__Directions for this task__. Write out all of the entries exactly as given.

__Supplied data__.
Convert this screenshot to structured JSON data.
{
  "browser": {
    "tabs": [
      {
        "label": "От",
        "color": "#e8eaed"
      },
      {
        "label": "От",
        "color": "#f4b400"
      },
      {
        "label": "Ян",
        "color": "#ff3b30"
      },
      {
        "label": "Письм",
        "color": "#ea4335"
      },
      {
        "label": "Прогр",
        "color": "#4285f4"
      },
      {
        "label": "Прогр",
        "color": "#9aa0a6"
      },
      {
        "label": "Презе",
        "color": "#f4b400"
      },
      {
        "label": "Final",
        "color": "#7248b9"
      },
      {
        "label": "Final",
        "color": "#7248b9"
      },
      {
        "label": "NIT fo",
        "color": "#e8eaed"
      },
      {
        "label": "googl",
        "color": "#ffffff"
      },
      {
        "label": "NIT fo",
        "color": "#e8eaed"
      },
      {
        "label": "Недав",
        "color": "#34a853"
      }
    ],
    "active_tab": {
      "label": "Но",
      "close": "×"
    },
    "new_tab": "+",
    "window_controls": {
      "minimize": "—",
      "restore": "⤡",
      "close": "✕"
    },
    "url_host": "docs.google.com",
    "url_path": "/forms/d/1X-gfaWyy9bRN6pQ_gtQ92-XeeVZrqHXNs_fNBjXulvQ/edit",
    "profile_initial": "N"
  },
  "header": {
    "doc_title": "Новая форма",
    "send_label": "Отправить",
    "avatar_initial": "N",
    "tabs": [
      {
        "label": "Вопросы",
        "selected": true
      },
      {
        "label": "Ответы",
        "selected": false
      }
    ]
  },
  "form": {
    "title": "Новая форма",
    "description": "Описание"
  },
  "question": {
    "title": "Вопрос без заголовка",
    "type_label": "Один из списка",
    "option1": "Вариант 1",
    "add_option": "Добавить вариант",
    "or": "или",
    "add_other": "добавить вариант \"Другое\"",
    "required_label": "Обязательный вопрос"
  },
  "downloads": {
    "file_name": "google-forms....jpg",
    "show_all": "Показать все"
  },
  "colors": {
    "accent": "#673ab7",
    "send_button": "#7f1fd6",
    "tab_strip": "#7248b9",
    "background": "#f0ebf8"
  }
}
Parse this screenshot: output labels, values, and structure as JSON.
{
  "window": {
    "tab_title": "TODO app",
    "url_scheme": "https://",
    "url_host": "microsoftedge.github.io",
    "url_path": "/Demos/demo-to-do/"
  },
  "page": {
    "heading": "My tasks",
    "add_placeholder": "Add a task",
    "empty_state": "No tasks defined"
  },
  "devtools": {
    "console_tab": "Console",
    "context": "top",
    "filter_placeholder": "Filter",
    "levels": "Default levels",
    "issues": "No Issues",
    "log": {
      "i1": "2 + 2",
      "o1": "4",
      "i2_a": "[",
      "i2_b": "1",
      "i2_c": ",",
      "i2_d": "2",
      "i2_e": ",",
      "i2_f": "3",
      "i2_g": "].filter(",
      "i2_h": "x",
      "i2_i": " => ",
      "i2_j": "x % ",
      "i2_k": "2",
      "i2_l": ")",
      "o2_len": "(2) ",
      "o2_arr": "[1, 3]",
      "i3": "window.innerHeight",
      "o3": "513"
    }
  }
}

__Task response__.
Convert this screenshot to structured JSON data.
{
  "browser": {
    "tabs": [
      {
        "label": "От",
        "color": "#e8eaed"
      },
      {
        "label": "От",
        "color": "#f4b400"
      },
      {
        "label": "Ян",
        "color": "#ff3b30"
      },
      {
        "label": "Письм",
        "color": "#ea4335"
      },
      {
        "label": "Прогр",
        "color": "#4285f4"
      },
      {
        "label": "Прогр",
        "color": "#9aa0a6"
      },
      {
        "label": "Презе",
        "color": "#f4b400"
      },
      {
        "label": "Final",
        "color": "#7248b9"
      },
      {
        "label": "Final",
        "color": "#7248b9"
      },
      {
        "label": "NIT fo",
        "color": "#e8eaed"
      },
      {
        "label": "googl",
        "color": "#ffffff"
      },
      {
        "label": "NIT fo",
        "color": "#e8eaed"
      },
      {
        "label": "Недав",
        "color": "#34a853"
      }
    ],
    "active_tab": {
      "label": "Но",
      "close": "×"
    },
    "new_tab": "+",
    "window_controls": {
      "minimize": "—",
      "restore": "⤡",
      "close": "✕"
    },
    "url_host": "docs.google.com",
    "url_path": "/forms/d/1X-gfaWyy9bRN6pQ_gtQ92-XeeVZrqHXNs_fNBjXulvQ/edit",
    "profile_initial": "N"
  },
  "header": {
    "doc_title": "Новая форма",
    "send_label": "Отправить",
    "avatar_initial": "N",
    "tabs": [
      {
        "label": "Вопросы",
        "selected": true
      },
      {
        "label": "Ответы",
        "selected": false
      }
    ]
  },
  "form": {
    "title": "Новая форма",
    "description": "Описание"
  },
  "question": {
    "title": "Вопрос без заголовка",
    "type_label": "Один из списка",
    "option1": "Вариант 1",
    "add_option": "Добавить вариант",
    "or": "или",
    "add_other": "добавить вариант \"Другое\"",
    "required_label": "Обязательный вопрос"
  },
  "downloads": {
    "file_name": "google-forms....jpg",
    "show_all": "Показать все"
  },
  "colors": {
    "accent": "#673ab7",
    "send_button": "#7f1fd6",
    "tab_strip": "#7248b9",
    "background": "#f0ebf8"
  }
}
Parse this screenshot: output labels, values, and structure as JSON.
{
  "window": {
    "tab_title": "TODO app",
    "url_scheme": "https://",
    "url_host": "microsoftedge.github.io",
    "url_path": "/Demos/demo-to-do/"
  },
  "page": {
    "heading": "My tasks",
    "add_placeholder": "Add a task",
    "empty_state": "No tasks defined"
  },
  "devtools": {
    "console_tab": "Console",
    "context": "top",
    "filter_placeholder": "Filter",
    "levels": "Default levels",
    "issues": "No Issues",
    "log": {
      "i1": "2 + 2",
      "o1": "4",
      "i2_a": "[",
      "i2_b": "1",
      "i2_c": ",",
      "i2_d": "2",
      "i2_e": ",",
      "i2_f": "3",
      "i2_g": "].filter(",
      "i2_h": "x",
      "i2_i": " => ",
      "i2_j": "x % ",
      "i2_k": "2",
      "i2_l": ")",
      "o2_len": "(2) ",
      "o2_arr": "[1, 3]",
      "i3": "window.innerHeight",
      "o3": "513"
    }
  }
}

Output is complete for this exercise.